• What you should do:
Retype the records word for word, starting at the very first line and ending with the line that contains "suggest-people-button[interactable] — [527, 514, 573, 562]", both ends included.

BEGIN

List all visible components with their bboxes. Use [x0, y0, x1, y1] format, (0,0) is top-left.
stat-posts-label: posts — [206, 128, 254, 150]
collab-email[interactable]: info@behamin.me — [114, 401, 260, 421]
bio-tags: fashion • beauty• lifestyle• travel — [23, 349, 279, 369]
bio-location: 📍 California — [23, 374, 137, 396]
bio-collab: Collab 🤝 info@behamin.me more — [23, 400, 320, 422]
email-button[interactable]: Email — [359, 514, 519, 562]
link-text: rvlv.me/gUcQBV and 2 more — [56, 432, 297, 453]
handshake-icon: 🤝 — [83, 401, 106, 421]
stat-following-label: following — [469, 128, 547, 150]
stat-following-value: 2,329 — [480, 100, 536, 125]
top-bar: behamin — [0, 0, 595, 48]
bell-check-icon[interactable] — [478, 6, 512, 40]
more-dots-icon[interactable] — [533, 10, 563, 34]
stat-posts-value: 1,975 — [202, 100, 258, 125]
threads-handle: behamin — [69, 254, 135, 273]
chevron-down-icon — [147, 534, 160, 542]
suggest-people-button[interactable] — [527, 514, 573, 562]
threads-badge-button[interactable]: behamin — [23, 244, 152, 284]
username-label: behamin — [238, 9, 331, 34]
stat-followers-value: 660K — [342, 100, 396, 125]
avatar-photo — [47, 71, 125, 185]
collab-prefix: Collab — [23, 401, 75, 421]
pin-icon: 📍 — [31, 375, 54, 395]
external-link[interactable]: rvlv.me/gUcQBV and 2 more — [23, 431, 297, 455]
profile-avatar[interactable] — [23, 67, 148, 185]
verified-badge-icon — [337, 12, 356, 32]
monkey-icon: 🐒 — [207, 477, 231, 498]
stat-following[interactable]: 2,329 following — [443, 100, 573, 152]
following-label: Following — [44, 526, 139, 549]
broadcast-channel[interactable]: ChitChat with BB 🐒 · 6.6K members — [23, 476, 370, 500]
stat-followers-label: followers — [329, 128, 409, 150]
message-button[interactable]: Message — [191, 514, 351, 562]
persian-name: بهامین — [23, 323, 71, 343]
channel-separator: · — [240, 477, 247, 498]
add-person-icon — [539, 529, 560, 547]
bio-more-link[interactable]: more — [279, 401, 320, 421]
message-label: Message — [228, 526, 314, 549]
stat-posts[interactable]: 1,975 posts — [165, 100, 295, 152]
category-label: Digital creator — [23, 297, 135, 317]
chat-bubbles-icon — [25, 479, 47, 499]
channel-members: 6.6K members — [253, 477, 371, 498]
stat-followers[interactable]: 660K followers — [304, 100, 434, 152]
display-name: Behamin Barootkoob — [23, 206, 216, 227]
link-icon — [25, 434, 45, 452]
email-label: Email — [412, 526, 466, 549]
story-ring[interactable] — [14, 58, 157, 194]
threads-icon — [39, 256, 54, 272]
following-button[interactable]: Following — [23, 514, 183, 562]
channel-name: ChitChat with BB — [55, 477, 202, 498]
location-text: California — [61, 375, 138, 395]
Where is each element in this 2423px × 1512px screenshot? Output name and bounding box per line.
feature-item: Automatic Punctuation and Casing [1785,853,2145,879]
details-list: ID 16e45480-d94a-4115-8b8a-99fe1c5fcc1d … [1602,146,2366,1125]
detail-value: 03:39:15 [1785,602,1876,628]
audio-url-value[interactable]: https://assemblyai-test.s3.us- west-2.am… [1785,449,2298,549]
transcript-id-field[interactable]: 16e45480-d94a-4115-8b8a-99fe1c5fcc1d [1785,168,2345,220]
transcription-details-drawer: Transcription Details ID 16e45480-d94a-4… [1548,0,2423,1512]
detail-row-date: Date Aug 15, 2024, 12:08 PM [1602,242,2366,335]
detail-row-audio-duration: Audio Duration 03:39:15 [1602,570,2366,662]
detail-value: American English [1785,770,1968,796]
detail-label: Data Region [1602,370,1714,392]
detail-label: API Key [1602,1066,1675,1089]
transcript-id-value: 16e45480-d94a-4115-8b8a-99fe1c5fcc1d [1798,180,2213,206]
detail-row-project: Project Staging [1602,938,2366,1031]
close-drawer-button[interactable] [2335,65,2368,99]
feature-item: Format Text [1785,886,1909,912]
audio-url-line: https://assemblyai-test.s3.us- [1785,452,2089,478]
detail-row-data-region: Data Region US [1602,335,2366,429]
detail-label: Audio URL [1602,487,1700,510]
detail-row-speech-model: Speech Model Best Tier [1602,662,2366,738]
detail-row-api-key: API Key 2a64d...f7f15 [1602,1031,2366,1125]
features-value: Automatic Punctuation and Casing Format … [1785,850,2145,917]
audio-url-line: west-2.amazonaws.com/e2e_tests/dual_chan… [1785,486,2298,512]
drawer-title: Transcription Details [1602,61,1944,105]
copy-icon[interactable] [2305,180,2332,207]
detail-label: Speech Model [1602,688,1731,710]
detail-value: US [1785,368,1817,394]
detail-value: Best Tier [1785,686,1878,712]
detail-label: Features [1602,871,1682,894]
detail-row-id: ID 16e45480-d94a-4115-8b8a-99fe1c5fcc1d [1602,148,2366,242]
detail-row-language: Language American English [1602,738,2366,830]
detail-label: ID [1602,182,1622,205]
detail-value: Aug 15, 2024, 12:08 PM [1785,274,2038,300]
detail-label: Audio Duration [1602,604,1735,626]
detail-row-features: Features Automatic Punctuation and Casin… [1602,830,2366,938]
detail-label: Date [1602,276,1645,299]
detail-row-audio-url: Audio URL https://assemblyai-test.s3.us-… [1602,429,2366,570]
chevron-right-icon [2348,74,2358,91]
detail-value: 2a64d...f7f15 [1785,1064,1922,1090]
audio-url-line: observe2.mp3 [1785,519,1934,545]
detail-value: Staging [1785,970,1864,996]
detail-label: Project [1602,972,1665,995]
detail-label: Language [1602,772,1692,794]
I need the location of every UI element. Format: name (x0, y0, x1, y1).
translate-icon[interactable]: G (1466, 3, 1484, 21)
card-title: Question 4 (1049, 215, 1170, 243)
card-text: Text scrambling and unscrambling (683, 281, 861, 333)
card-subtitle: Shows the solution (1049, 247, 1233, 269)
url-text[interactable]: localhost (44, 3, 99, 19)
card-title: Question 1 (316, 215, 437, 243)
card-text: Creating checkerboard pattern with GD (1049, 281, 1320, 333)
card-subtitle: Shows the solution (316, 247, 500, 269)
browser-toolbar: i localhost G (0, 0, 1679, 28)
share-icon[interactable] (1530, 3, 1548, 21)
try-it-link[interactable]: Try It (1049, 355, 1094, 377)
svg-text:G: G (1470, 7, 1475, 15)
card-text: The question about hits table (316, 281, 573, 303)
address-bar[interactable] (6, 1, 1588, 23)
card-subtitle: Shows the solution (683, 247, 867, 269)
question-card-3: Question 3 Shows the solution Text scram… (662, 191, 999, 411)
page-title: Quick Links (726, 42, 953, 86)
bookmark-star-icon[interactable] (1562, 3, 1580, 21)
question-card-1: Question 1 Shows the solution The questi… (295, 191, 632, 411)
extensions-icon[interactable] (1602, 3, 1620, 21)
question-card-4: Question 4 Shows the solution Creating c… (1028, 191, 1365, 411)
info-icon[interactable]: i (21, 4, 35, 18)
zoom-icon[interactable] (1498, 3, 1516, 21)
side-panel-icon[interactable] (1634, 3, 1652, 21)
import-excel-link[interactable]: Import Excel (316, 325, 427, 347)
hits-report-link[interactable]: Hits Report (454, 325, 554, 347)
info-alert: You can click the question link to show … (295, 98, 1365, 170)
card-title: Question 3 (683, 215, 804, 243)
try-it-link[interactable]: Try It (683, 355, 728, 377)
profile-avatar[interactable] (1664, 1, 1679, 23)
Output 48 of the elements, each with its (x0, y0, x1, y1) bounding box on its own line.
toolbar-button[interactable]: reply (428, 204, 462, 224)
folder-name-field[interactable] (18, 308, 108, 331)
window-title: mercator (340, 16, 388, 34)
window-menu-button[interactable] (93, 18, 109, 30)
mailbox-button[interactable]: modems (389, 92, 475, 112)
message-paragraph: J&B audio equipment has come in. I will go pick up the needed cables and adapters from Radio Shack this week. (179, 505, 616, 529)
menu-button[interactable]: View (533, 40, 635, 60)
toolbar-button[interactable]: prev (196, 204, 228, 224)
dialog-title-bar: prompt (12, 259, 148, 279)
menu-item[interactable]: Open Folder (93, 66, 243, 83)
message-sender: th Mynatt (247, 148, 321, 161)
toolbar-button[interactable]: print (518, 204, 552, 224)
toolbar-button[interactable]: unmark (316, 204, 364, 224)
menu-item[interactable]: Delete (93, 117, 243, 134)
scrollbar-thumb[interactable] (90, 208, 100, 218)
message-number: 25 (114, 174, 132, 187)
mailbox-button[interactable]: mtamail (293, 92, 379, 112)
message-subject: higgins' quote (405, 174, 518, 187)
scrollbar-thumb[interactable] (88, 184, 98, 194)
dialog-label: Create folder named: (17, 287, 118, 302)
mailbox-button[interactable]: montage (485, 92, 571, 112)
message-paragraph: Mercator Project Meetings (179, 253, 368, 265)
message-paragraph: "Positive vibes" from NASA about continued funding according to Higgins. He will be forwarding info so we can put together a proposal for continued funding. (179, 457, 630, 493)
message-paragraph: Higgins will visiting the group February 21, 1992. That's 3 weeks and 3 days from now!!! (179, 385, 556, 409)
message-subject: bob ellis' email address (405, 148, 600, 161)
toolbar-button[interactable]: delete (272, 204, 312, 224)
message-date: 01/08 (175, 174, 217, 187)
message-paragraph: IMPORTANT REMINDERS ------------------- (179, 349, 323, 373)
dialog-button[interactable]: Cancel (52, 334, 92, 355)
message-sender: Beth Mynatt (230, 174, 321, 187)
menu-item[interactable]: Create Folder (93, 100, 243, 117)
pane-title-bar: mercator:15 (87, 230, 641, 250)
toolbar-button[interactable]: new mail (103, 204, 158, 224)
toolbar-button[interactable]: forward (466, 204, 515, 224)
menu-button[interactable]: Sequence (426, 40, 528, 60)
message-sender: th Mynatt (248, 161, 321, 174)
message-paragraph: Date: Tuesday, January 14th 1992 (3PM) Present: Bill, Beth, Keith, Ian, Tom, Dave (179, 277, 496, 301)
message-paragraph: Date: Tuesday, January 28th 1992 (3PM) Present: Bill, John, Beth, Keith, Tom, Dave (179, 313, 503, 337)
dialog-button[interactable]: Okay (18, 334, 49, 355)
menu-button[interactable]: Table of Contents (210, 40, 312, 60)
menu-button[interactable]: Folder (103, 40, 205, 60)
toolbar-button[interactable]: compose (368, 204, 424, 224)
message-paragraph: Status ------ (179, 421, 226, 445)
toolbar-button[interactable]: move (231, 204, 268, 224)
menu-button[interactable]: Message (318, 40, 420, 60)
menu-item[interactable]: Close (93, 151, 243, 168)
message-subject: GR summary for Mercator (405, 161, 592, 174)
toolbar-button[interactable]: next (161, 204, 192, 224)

END

• Exercise output:
List all visible components with their bboxes. Use [x0, y0, x1, y1] format, (0,0) is top-left.
stat-posts-label: posts — [206, 128, 254, 150]
collab-email[interactable]: info@behamin.me — [114, 401, 260, 421]
bio-tags: fashion • beauty• lifestyle• travel — [23, 349, 279, 369]
bio-location: 📍 California — [23, 374, 137, 396]
bio-collab: Collab 🤝 info@behamin.me more — [23, 400, 320, 422]
email-button[interactable]: Email — [359, 514, 519, 562]
link-text: rvlv.me/gUcQBV and 2 more — [56, 432, 297, 453]
handshake-icon: 🤝 — [83, 401, 106, 421]
stat-following-label: following — [469, 128, 547, 150]
stat-following-value: 2,329 — [480, 100, 536, 125]
top-bar: behamin — [0, 0, 595, 48]
bell-check-icon[interactable] — [478, 6, 512, 40]
more-dots-icon[interactable] — [533, 10, 563, 34]
stat-posts-value: 1,975 — [202, 100, 258, 125]
threads-handle: behamin — [69, 254, 135, 273]
chevron-down-icon — [147, 534, 160, 542]
suggest-people-button[interactable] — [527, 514, 573, 562]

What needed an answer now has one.